Please print the lines below word for word, from the first one up to and including the line with "- y-tick-label: 0: [112, 326, 118, 337]".
%%
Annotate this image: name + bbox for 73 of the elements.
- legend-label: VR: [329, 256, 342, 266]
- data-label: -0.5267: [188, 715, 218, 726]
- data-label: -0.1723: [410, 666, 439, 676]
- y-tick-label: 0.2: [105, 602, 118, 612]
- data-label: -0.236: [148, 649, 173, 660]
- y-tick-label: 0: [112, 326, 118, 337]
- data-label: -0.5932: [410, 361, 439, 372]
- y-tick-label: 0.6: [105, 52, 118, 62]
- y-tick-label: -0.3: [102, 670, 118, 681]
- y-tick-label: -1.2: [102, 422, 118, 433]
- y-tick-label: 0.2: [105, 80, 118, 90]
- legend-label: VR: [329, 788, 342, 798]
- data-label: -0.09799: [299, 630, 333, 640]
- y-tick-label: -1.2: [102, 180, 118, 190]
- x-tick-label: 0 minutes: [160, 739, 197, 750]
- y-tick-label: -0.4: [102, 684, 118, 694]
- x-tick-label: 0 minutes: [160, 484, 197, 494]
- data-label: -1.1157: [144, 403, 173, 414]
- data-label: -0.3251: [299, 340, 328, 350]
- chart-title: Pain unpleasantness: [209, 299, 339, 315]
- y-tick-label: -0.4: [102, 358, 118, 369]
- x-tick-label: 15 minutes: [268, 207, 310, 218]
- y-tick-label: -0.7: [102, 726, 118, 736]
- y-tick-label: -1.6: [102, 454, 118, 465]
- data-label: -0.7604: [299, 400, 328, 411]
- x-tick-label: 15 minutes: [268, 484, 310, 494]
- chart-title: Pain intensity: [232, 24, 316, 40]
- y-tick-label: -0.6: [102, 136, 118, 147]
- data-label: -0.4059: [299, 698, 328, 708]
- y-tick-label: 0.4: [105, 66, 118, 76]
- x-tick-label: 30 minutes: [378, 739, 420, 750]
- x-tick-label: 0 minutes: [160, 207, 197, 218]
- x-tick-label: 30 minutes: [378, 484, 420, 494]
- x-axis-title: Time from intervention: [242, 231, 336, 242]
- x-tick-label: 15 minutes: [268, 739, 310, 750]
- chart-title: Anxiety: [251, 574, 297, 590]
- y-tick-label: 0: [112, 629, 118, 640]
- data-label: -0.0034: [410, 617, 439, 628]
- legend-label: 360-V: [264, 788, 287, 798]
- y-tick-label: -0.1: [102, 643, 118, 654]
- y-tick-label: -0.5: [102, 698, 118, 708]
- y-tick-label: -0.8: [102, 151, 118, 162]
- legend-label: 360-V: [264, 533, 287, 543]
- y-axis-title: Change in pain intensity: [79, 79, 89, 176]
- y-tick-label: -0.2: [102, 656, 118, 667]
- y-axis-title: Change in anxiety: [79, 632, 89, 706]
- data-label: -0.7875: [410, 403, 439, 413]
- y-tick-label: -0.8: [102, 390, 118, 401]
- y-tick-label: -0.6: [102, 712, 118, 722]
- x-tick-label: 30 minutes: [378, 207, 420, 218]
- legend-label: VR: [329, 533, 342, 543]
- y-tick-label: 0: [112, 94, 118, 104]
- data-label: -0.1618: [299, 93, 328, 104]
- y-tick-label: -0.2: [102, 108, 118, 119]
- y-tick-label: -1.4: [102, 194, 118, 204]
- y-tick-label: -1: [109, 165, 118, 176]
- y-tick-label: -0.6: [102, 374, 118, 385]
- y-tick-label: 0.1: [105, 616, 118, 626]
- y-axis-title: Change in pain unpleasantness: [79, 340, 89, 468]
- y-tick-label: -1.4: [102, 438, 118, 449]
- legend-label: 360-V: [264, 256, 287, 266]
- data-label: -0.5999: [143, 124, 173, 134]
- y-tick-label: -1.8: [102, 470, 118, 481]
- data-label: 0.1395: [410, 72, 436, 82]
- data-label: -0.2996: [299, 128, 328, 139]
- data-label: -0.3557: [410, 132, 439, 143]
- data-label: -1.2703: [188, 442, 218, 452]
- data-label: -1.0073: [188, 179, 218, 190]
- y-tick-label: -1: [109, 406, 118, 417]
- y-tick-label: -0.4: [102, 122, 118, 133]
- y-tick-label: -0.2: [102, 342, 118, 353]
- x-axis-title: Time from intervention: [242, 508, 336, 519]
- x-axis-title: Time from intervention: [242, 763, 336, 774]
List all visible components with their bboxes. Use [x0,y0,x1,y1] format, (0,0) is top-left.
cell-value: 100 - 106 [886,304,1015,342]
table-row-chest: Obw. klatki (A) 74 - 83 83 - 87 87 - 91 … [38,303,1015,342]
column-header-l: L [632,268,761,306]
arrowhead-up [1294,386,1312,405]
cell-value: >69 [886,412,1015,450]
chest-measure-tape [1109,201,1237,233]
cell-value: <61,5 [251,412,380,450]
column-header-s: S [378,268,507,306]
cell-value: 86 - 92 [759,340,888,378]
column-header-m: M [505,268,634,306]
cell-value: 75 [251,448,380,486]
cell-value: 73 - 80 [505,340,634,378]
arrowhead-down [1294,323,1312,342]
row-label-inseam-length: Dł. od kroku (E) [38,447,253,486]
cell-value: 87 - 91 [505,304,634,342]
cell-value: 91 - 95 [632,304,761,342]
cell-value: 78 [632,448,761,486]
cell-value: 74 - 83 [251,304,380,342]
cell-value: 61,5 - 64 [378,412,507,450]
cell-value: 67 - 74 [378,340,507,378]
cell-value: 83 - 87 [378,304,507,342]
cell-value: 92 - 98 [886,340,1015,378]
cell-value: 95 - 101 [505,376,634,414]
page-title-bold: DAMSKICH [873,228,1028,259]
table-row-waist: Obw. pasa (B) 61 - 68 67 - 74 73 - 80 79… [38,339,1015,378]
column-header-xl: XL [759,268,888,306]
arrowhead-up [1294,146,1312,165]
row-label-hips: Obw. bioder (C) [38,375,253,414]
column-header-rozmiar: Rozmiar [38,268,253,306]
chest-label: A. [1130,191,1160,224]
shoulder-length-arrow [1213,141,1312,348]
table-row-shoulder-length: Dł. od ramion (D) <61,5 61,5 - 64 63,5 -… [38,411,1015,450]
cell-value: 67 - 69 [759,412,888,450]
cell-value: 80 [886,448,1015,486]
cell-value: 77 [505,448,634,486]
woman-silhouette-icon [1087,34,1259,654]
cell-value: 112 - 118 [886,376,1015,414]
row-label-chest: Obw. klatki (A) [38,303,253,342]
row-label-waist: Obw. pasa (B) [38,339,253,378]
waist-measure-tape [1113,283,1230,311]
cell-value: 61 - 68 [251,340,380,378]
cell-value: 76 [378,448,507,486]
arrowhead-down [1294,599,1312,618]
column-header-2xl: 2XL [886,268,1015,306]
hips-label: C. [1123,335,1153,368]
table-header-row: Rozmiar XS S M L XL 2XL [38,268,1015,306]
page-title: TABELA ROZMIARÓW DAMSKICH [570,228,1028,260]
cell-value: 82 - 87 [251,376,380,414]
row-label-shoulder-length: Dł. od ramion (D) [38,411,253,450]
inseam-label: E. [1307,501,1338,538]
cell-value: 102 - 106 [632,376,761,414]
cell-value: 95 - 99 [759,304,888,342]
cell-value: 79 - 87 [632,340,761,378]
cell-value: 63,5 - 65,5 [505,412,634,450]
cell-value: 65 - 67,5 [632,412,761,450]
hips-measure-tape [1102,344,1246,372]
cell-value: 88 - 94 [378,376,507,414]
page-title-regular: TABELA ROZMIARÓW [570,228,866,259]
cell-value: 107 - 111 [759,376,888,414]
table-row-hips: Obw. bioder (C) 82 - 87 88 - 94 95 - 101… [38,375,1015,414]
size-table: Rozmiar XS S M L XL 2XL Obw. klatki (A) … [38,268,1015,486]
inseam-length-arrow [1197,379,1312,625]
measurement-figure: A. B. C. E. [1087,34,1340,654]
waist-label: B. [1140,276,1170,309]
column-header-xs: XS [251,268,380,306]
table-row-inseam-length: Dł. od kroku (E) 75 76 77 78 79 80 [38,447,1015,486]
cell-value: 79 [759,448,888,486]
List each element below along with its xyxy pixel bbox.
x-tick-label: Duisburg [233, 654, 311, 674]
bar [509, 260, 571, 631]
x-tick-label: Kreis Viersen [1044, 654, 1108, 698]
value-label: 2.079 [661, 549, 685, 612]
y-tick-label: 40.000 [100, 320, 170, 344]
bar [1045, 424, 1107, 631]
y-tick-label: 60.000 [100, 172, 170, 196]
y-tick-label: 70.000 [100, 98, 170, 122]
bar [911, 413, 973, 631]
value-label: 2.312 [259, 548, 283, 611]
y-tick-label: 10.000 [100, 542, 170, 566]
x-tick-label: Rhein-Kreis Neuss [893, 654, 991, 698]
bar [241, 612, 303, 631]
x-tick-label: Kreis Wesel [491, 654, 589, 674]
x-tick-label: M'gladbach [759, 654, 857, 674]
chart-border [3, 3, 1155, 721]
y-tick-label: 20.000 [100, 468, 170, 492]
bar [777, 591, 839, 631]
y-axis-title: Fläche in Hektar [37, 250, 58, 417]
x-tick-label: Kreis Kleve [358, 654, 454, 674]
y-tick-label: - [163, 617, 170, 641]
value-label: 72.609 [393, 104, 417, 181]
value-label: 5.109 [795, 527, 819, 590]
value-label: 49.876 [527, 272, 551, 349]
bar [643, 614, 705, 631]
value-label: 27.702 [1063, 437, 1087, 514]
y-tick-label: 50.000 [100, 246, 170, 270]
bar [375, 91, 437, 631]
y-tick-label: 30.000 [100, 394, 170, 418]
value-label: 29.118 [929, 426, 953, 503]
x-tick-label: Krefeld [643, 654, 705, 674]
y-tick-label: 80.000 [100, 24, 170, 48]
%%
Output below
Annotate this image: name + bbox for 73 of the elements.
- legend-label: VR: [329, 256, 342, 266]
- data-label: -0.5267: [188, 715, 218, 726]
- data-label: -0.1723: [410, 666, 439, 676]
- y-tick-label: 0.2: [105, 602, 118, 612]
- data-label: -0.236: [148, 649, 173, 660]
- y-tick-label: 0: [112, 326, 118, 337]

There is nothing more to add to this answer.